:: RAW RECORDS ::

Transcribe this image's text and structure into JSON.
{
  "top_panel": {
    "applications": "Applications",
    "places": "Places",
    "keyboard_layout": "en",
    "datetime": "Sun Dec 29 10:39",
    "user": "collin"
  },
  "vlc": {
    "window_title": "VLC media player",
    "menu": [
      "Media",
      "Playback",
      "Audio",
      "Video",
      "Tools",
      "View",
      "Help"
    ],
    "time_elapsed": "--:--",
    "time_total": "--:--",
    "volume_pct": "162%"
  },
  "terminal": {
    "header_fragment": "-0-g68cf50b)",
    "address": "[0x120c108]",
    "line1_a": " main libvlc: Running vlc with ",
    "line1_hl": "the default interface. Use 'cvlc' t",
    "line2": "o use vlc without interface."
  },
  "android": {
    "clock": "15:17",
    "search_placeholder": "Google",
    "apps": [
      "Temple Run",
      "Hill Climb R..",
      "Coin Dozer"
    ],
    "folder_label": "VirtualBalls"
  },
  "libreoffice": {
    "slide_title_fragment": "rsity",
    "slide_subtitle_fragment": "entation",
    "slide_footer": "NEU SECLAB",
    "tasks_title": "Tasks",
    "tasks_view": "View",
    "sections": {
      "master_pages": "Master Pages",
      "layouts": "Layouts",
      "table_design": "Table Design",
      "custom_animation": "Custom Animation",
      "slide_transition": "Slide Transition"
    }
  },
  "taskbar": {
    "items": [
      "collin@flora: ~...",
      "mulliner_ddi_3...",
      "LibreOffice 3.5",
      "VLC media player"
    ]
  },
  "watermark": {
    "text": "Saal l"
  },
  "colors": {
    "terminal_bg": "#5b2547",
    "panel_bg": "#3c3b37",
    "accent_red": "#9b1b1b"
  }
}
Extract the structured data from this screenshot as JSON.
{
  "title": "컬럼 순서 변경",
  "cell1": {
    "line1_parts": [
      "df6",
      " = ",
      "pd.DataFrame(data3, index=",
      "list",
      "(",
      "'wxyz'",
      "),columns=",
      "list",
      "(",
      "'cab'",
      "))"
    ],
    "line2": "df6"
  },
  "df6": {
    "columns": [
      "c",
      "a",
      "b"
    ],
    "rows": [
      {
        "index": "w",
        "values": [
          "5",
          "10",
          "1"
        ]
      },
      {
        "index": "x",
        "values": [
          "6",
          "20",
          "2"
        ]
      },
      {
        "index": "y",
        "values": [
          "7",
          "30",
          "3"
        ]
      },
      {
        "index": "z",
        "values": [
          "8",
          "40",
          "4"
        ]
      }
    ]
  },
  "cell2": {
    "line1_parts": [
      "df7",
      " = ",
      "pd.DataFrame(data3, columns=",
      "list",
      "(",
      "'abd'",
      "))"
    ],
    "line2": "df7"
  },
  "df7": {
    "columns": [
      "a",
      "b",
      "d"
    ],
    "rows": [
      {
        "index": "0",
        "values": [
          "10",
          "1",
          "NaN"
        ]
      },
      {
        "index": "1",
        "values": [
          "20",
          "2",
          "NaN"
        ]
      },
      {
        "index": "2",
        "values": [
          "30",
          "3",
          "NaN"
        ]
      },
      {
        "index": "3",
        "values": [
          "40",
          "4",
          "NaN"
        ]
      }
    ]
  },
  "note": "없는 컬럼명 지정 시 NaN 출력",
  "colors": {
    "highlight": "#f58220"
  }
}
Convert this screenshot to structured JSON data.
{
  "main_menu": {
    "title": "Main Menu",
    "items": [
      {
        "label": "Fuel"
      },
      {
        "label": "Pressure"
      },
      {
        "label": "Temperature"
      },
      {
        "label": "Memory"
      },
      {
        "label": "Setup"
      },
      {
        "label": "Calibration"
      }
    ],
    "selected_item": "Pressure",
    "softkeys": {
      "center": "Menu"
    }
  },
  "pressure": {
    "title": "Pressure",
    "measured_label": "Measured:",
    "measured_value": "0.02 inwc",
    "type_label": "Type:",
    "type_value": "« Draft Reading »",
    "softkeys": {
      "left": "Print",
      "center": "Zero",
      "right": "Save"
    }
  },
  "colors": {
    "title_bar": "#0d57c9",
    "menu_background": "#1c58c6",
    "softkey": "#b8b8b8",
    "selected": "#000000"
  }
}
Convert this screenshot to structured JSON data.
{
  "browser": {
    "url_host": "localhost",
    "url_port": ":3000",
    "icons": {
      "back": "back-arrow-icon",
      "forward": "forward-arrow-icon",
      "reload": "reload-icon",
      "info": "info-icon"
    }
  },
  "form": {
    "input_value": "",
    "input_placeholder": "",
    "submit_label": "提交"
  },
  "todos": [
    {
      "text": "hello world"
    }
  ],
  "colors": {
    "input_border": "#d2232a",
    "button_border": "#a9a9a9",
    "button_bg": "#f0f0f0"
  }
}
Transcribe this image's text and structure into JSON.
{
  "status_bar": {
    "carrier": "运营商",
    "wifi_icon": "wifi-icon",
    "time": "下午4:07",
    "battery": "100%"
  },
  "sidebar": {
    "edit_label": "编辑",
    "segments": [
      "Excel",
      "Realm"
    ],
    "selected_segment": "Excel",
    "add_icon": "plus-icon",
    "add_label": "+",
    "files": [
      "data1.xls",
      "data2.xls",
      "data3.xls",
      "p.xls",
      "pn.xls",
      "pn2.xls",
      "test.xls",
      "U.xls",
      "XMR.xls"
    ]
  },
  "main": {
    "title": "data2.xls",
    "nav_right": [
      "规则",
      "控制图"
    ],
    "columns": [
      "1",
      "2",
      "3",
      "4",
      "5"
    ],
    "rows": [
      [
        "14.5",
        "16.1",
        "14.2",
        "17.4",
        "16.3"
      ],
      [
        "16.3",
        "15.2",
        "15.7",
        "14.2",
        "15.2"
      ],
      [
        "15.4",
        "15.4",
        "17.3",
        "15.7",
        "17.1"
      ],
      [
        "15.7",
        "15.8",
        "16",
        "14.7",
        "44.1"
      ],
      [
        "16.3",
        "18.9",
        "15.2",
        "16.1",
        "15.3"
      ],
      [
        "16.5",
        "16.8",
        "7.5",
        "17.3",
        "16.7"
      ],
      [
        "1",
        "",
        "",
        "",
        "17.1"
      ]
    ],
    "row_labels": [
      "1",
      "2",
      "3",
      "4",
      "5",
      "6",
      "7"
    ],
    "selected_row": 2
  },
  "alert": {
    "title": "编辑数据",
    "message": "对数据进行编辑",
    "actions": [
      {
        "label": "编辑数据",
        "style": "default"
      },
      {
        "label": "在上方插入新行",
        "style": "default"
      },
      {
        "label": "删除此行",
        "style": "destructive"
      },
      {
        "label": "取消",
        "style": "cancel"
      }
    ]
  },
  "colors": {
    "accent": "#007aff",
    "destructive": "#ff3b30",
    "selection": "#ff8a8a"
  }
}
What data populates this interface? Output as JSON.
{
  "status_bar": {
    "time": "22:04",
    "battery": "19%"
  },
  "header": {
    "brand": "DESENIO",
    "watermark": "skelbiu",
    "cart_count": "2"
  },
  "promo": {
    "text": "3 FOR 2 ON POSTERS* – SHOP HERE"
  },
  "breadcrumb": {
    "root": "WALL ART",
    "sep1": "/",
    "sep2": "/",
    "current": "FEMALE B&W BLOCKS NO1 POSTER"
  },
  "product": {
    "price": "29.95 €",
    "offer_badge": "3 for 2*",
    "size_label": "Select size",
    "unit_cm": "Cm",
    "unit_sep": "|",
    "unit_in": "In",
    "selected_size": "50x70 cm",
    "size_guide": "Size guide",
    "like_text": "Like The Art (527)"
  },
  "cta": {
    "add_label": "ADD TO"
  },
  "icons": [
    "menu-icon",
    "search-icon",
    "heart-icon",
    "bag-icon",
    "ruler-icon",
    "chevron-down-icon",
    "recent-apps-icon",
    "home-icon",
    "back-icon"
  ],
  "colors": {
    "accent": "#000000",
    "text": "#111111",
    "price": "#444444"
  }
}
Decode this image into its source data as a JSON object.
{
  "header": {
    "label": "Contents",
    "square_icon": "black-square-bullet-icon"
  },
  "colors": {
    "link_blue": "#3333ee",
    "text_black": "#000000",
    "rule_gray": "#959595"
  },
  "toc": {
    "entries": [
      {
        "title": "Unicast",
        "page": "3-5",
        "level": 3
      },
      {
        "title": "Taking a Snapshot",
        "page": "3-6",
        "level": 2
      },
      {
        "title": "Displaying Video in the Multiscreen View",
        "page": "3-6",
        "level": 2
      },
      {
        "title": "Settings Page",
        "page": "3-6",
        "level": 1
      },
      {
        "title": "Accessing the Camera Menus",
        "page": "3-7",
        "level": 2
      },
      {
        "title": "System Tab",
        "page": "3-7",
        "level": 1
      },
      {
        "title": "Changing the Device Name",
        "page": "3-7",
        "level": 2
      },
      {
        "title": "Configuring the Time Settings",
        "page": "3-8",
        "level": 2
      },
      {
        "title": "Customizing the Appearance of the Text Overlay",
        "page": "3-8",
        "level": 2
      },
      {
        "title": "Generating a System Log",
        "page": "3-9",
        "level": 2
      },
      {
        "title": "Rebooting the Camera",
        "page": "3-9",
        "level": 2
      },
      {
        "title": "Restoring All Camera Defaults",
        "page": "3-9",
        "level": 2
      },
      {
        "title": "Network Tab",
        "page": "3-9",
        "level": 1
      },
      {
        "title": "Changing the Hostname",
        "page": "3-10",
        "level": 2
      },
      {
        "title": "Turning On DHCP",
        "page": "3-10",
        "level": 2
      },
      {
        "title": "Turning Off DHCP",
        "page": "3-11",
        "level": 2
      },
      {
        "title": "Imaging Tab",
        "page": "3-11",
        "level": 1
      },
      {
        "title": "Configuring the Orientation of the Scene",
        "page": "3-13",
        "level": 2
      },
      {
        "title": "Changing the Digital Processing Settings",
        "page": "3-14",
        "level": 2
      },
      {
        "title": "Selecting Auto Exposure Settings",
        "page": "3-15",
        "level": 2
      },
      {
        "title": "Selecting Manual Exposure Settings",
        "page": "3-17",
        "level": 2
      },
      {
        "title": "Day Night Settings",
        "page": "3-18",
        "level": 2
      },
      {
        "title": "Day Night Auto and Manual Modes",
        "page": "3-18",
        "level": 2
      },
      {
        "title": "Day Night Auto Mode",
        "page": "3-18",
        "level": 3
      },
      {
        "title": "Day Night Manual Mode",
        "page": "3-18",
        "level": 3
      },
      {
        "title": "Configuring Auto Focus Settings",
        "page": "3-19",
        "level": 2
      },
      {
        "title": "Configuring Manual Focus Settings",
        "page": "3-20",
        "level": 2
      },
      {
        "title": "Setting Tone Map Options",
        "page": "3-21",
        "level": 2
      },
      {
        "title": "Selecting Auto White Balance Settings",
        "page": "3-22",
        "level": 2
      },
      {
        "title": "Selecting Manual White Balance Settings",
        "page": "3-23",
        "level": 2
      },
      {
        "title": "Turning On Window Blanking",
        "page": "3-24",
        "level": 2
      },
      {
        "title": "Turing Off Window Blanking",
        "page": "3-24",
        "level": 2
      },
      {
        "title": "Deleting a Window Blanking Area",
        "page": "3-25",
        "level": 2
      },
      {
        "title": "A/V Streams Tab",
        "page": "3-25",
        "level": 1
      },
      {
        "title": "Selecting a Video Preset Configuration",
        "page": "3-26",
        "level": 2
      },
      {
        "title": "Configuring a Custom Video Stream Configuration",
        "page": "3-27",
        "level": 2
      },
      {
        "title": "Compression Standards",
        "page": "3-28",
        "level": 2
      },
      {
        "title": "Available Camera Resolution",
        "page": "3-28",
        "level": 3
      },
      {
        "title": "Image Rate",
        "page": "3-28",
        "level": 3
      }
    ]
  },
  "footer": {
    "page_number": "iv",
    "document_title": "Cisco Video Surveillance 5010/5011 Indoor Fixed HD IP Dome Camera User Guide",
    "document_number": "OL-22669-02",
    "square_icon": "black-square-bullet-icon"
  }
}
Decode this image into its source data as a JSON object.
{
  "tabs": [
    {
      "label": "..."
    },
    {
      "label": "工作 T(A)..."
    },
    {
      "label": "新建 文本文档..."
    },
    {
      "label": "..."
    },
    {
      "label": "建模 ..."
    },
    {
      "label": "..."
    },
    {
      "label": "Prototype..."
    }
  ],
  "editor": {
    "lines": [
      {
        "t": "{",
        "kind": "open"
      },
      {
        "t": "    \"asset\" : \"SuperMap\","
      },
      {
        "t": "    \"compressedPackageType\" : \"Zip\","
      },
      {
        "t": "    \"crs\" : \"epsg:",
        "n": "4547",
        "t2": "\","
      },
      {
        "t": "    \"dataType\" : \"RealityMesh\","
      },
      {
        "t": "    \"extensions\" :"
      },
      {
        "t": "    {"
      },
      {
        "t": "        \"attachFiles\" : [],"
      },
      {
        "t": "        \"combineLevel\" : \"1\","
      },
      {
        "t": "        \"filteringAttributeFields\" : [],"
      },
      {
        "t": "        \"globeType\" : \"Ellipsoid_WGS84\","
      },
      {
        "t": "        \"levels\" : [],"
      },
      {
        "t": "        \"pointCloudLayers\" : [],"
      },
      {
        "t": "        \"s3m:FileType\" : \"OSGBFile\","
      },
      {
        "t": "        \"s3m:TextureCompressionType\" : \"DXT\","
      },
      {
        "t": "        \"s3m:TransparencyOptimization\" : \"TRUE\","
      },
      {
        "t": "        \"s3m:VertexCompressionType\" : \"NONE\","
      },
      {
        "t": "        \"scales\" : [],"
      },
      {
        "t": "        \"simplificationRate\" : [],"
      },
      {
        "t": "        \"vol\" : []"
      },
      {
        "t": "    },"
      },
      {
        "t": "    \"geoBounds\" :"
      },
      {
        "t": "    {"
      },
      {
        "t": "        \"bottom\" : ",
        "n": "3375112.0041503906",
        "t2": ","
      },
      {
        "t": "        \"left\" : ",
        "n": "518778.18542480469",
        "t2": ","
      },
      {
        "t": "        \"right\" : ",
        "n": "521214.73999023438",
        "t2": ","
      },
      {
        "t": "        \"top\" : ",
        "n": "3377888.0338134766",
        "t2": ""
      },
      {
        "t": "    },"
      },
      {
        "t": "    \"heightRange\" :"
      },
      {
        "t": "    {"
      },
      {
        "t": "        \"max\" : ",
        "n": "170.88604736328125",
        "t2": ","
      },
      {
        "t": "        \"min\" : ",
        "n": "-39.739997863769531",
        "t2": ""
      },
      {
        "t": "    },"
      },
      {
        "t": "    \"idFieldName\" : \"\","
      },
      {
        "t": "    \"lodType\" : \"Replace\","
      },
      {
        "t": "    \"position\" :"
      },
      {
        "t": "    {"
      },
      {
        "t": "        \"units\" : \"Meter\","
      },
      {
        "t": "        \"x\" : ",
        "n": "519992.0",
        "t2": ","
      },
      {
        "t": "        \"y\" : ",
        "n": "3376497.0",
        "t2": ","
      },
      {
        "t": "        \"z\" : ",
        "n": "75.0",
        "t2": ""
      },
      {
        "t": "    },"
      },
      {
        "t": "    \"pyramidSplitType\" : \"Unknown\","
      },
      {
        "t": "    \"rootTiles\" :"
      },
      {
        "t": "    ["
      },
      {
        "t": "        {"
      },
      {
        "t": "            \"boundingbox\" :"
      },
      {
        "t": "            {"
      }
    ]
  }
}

:::

| WHAT TO DO |
From the entries, copy out each line containing the word "DHCP".

| FINAL RESULT |
        "title": "Turning On DHCP",
        "title": "Turning Off DHCP",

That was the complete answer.